- _INPUT RECORDS_:
>> BEGIN
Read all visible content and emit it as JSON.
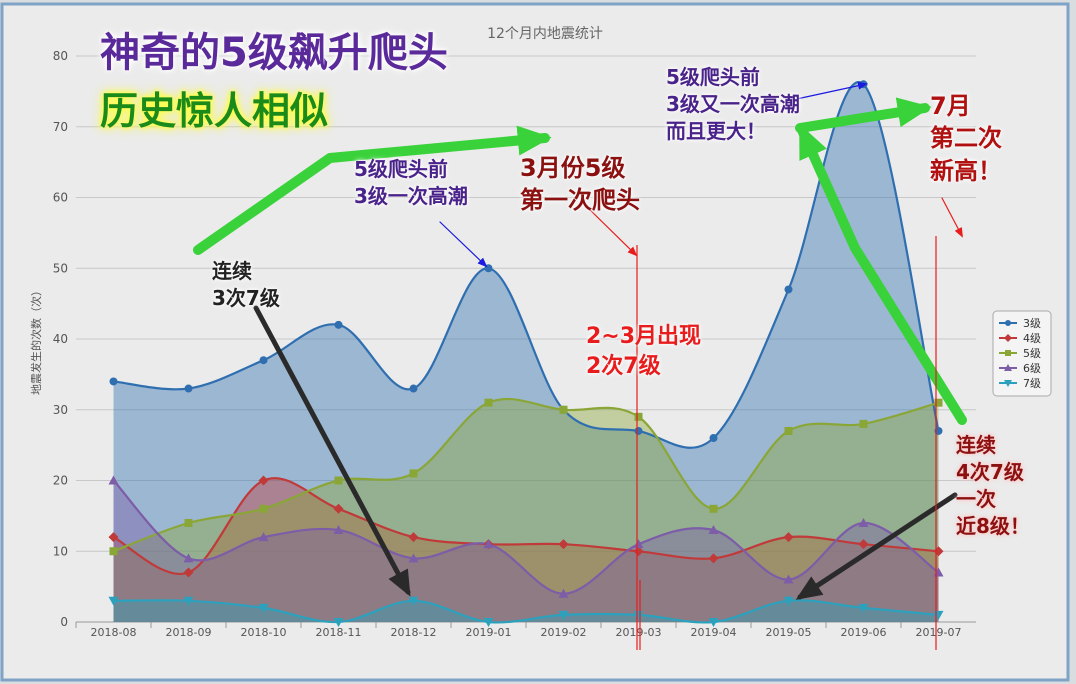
{
  "chart_data": {
    "type": "area",
    "title": "12个月内地震统计",
    "ylabel": "地震发生的次数（次）",
    "ylim": [
      0,
      80
    ],
    "yticks": [
      0,
      10,
      20,
      30,
      40,
      50,
      60,
      70,
      80
    ],
    "grid": true,
    "legend_position": "right",
    "categories": [
      "2018-08",
      "2018-09",
      "2018-10",
      "2018-11",
      "2018-12",
      "2019-01",
      "2019-02",
      "2019-03",
      "2019-04",
      "2019-05",
      "2019-06",
      "2019-07"
    ],
    "series": [
      {
        "name": "3级",
        "values": [
          34,
          33,
          37,
          42,
          33,
          50,
          30,
          27,
          26,
          47,
          76,
          27
        ],
        "color": "#2f6fb0",
        "marker": "circle"
      },
      {
        "name": "4级",
        "values": [
          12,
          7,
          20,
          16,
          12,
          11,
          11,
          10,
          9,
          12,
          11,
          10
        ],
        "color": "#c03a3a",
        "marker": "diamond"
      },
      {
        "name": "5级",
        "values": [
          10,
          14,
          16,
          20,
          21,
          31,
          30,
          29,
          16,
          27,
          28,
          31
        ],
        "color": "#8aa637",
        "marker": "square"
      },
      {
        "name": "6级",
        "values": [
          20,
          9,
          12,
          13,
          9,
          11,
          4,
          11,
          13,
          6,
          14,
          7
        ],
        "color": "#7d5ca8",
        "marker": "triangle"
      },
      {
        "name": "7级",
        "values": [
          3,
          3,
          2,
          0,
          3,
          0,
          1,
          1,
          0,
          3,
          2,
          1
        ],
        "color": "#2ba1bd",
        "marker": "triangle-down"
      }
    ]
  },
  "annotations": {
    "headline_title": "神奇的5级飙升爬头",
    "headline_subtitle": "历史惊人相似",
    "note_3x7": "连续\n3次7级",
    "note_5_before_1": "5级爬头前\n3级一次高潮",
    "note_march": "3月份5级\n第一次爬头",
    "note_feb_mar": "2~3月出现\n2次7级",
    "note_5_before_2": "5级爬头前\n3级又一次高潮\n而且更大！",
    "note_july": "7月\n第二次\n新高！",
    "note_4x7": "连续\n4次7级\n一次\n近8级！"
  }
}
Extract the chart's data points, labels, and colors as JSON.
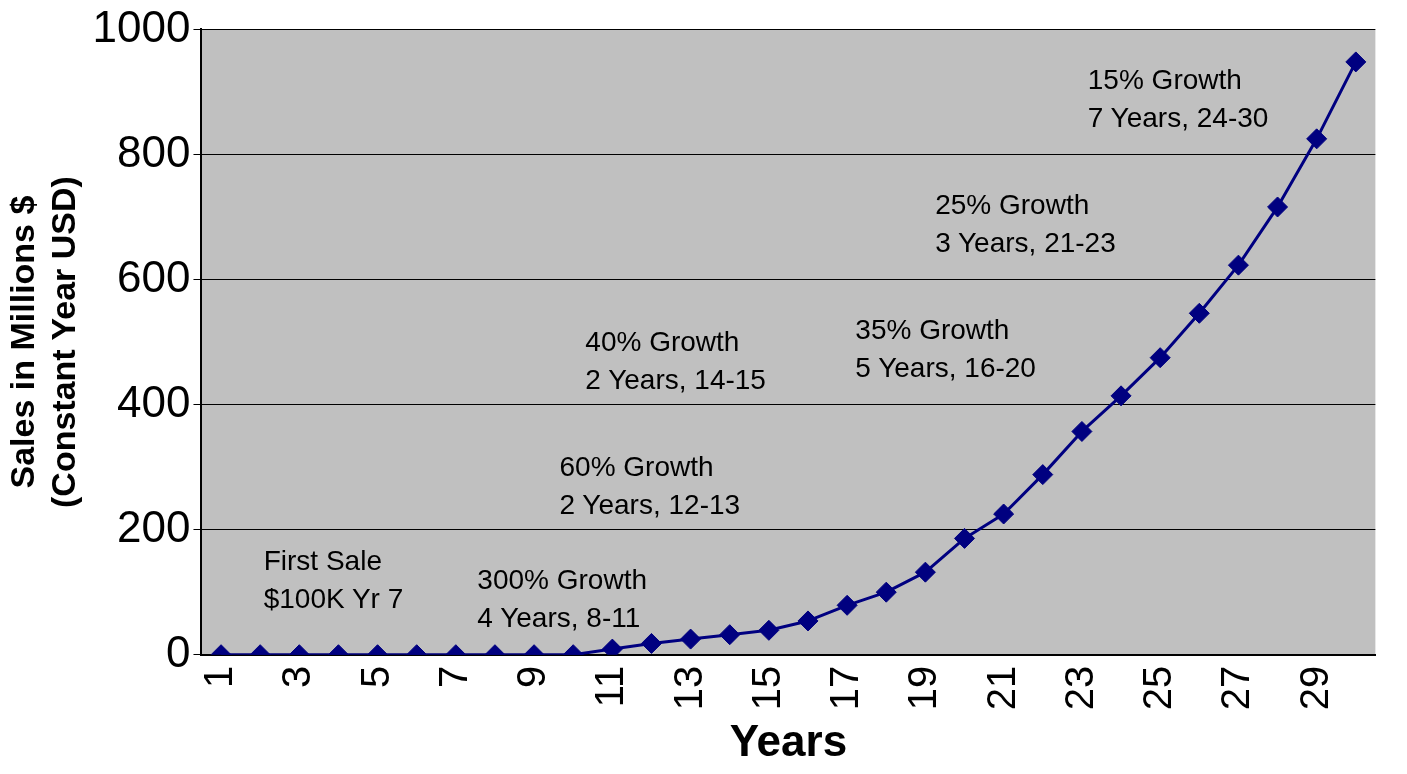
{
  "chart_data": {
    "type": "line",
    "xlabel": "Years",
    "ylabel": "Sales in Millions $\n(Constant Year USD)",
    "categories": [
      "1",
      null,
      "3",
      null,
      "5",
      null,
      "7",
      null,
      "9",
      null,
      "11",
      null,
      "13",
      null,
      "15",
      null,
      "17",
      null,
      "19",
      null,
      "21",
      null,
      "23",
      null,
      "25",
      null,
      "27",
      null,
      "29",
      null
    ],
    "series": [
      {
        "color": "#000080",
        "values": [
          0,
          0,
          0,
          0,
          0,
          0,
          0,
          0,
          0,
          0,
          9,
          18,
          25,
          32,
          39,
          54,
          79,
          100,
          132,
          186,
          225,
          288,
          357,
          414,
          475,
          546,
          623,
          716,
          825,
          948
        ]
      }
    ],
    "ylim": [
      0,
      1000
    ],
    "yticks": [
      0,
      200,
      400,
      600,
      800,
      1000
    ],
    "grid": "y",
    "legend": false,
    "marker": "diamond",
    "line_style": "solid",
    "annotations": [
      "First Sale\n$100K Yr 7",
      "300% Growth\n4 Years, 8-11",
      "60% Growth\n2 Years, 12-13",
      "40% Growth\n2 Years, 14-15",
      "35% Growth\n5 Years, 16-20",
      "25% Growth\n3 Years, 21-23",
      "15% Growth\n7 Years, 24-30"
    ]
  }
}
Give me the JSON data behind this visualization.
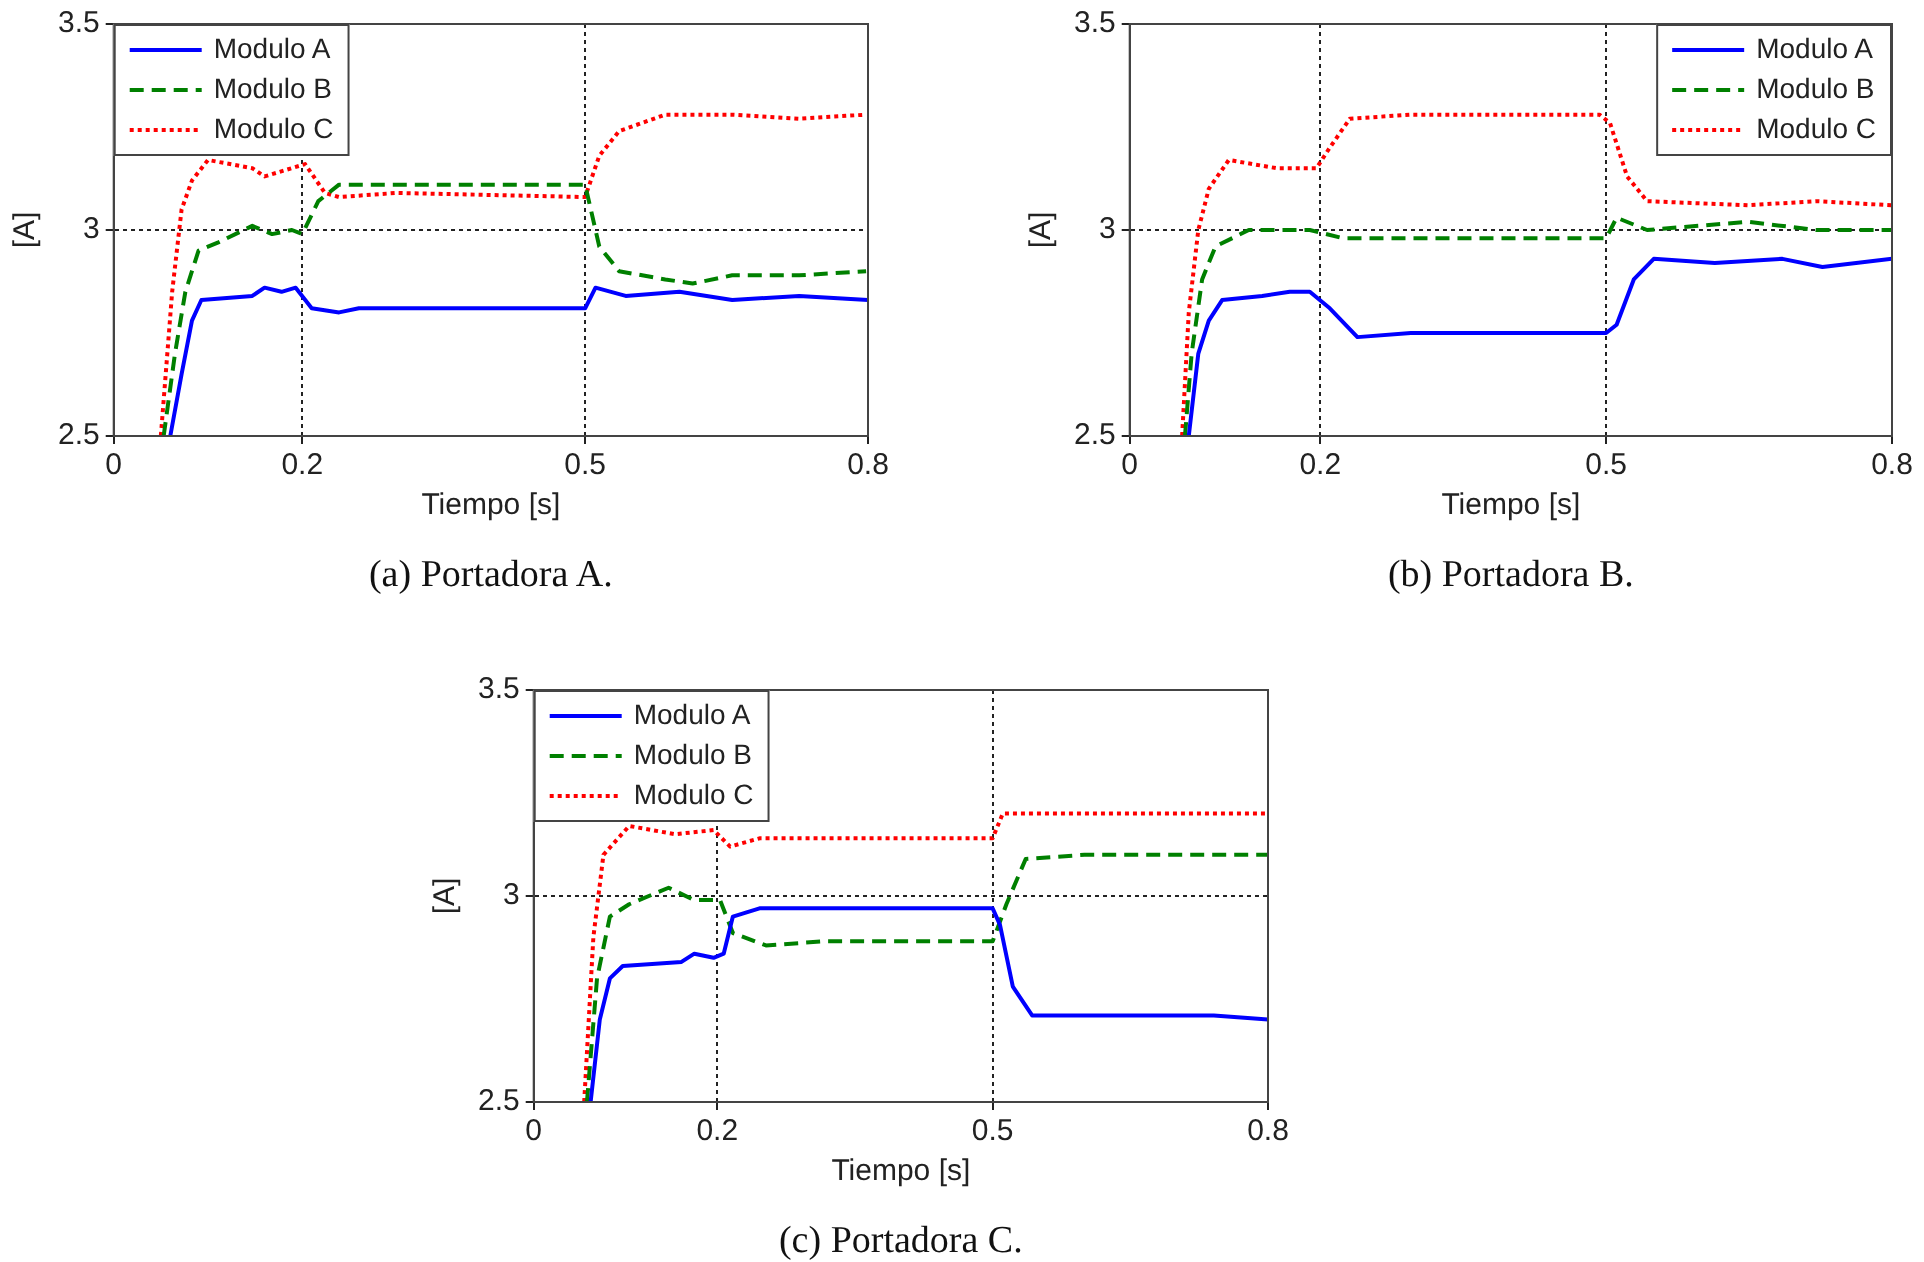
{
  "chart_data": [
    {
      "type": "line",
      "xlabel": "Tiempo [s]",
      "ylabel": "[A]",
      "xlim": [
        0,
        0.8
      ],
      "ylim": [
        2.5,
        3.5
      ],
      "xticks": [
        0,
        0.2,
        0.5,
        0.8
      ],
      "yticks": [
        2.5,
        3,
        3.5
      ],
      "grid": true,
      "legend": "top left",
      "annotations": [
        "(a) Portadora A."
      ],
      "series": [
        {
          "name": "Modulo A",
          "color": "#0000ff",
          "line_style": "solid",
          "x": [
            0.06,
            0.072,
            0.083,
            0.093,
            0.147,
            0.16,
            0.178,
            0.193,
            0.21,
            0.239,
            0.26,
            0.3,
            0.5,
            0.511,
            0.543,
            0.6,
            0.656,
            0.727,
            0.8
          ],
          "values": [
            2.5,
            2.65,
            2.78,
            2.83,
            2.84,
            2.86,
            2.85,
            2.86,
            2.81,
            2.8,
            2.81,
            2.81,
            2.81,
            2.86,
            2.84,
            2.85,
            2.83,
            2.84,
            2.83
          ]
        },
        {
          "name": "Modulo B",
          "color": "#008000",
          "line_style": "dashed",
          "x": [
            0.053,
            0.065,
            0.076,
            0.09,
            0.111,
            0.147,
            0.168,
            0.189,
            0.2,
            0.217,
            0.239,
            0.3,
            0.5,
            0.515,
            0.536,
            0.585,
            0.614,
            0.656,
            0.727,
            0.798
          ],
          "values": [
            2.5,
            2.7,
            2.85,
            2.95,
            2.97,
            3.01,
            2.99,
            3.0,
            2.99,
            3.07,
            3.11,
            3.11,
            3.11,
            2.96,
            2.9,
            2.88,
            2.87,
            2.89,
            2.89,
            2.9
          ]
        },
        {
          "name": "Modulo C",
          "color": "#ff0000",
          "line_style": "dotted",
          "x": [
            0.05,
            0.062,
            0.072,
            0.083,
            0.1,
            0.147,
            0.16,
            0.203,
            0.224,
            0.239,
            0.3,
            0.5,
            0.515,
            0.536,
            0.585,
            0.656,
            0.727,
            0.798
          ],
          "values": [
            2.5,
            2.85,
            3.05,
            3.12,
            3.17,
            3.15,
            3.13,
            3.16,
            3.09,
            3.08,
            3.09,
            3.08,
            3.18,
            3.24,
            3.28,
            3.28,
            3.27,
            3.28
          ]
        }
      ]
    },
    {
      "type": "line",
      "xlabel": "Tiempo [s]",
      "ylabel": "[A]",
      "xlim": [
        0,
        0.8
      ],
      "ylim": [
        2.5,
        3.5
      ],
      "xticks": [
        0,
        0.2,
        0.5,
        0.8
      ],
      "yticks": [
        2.5,
        3,
        3.5
      ],
      "grid": true,
      "legend": "top right",
      "annotations": [
        "(b) Portadora B."
      ],
      "series": [
        {
          "name": "Modulo A",
          "color": "#0000ff",
          "line_style": "solid",
          "x": [
            0.062,
            0.072,
            0.083,
            0.097,
            0.139,
            0.168,
            0.189,
            0.21,
            0.239,
            0.295,
            0.5,
            0.511,
            0.529,
            0.55,
            0.614,
            0.685,
            0.727,
            0.8
          ],
          "values": [
            2.5,
            2.7,
            2.78,
            2.83,
            2.84,
            2.85,
            2.85,
            2.81,
            2.74,
            2.75,
            2.75,
            2.77,
            2.88,
            2.93,
            2.92,
            2.93,
            2.91,
            2.93
          ]
        },
        {
          "name": "Modulo B",
          "color": "#008000",
          "line_style": "dashed",
          "x": [
            0.058,
            0.065,
            0.076,
            0.09,
            0.125,
            0.189,
            0.224,
            0.295,
            0.5,
            0.511,
            0.543,
            0.649,
            0.72,
            0.8
          ],
          "values": [
            2.5,
            2.7,
            2.88,
            2.96,
            3.0,
            3.0,
            2.98,
            2.98,
            2.98,
            3.03,
            3.0,
            3.02,
            3.0,
            3.0
          ]
        },
        {
          "name": "Modulo C",
          "color": "#ff0000",
          "line_style": "dotted",
          "x": [
            0.055,
            0.062,
            0.072,
            0.083,
            0.104,
            0.154,
            0.196,
            0.21,
            0.231,
            0.295,
            0.493,
            0.504,
            0.522,
            0.543,
            0.649,
            0.72,
            0.8
          ],
          "values": [
            2.5,
            2.8,
            3.0,
            3.1,
            3.17,
            3.15,
            3.15,
            3.2,
            3.27,
            3.28,
            3.28,
            3.26,
            3.13,
            3.07,
            3.06,
            3.07,
            3.06
          ]
        }
      ]
    },
    {
      "type": "line",
      "xlabel": "Tiempo [s]",
      "ylabel": "[A]",
      "xlim": [
        0,
        0.8
      ],
      "ylim": [
        2.5,
        3.5
      ],
      "xticks": [
        0,
        0.2,
        0.5,
        0.8
      ],
      "yticks": [
        2.5,
        3,
        3.5
      ],
      "grid": true,
      "legend": "top left",
      "annotations": [
        "(c) Portadora C."
      ],
      "series": [
        {
          "name": "Modulo A",
          "color": "#0000ff",
          "line_style": "solid",
          "x": [
            0.062,
            0.072,
            0.083,
            0.097,
            0.161,
            0.175,
            0.196,
            0.207,
            0.217,
            0.246,
            0.316,
            0.5,
            0.508,
            0.522,
            0.543,
            0.6,
            0.67,
            0.741,
            0.8
          ],
          "values": [
            2.5,
            2.7,
            2.8,
            2.83,
            2.84,
            2.86,
            2.85,
            2.86,
            2.95,
            2.97,
            2.97,
            2.97,
            2.93,
            2.78,
            2.71,
            2.71,
            2.71,
            2.71,
            2.7
          ]
        },
        {
          "name": "Modulo B",
          "color": "#008000",
          "line_style": "dashed",
          "x": [
            0.058,
            0.069,
            0.083,
            0.104,
            0.147,
            0.175,
            0.203,
            0.217,
            0.253,
            0.316,
            0.5,
            0.515,
            0.536,
            0.6,
            0.67,
            0.8
          ],
          "values": [
            2.5,
            2.8,
            2.95,
            2.98,
            3.02,
            2.99,
            2.99,
            2.91,
            2.88,
            2.89,
            2.89,
            2.98,
            3.09,
            3.1,
            3.1,
            3.1
          ]
        },
        {
          "name": "Modulo C",
          "color": "#ff0000",
          "line_style": "dotted",
          "x": [
            0.055,
            0.065,
            0.076,
            0.104,
            0.154,
            0.196,
            0.214,
            0.246,
            0.5,
            0.511,
            0.6,
            0.8
          ],
          "values": [
            2.5,
            2.9,
            3.1,
            3.17,
            3.15,
            3.16,
            3.12,
            3.14,
            3.14,
            3.2,
            3.2,
            3.2
          ]
        }
      ]
    }
  ]
}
>> END
- _WRITTEN REQUEST_: Check every line of the records above for the string "Years" and say how many contain it, giving the number alone.

- _REPLY_: 7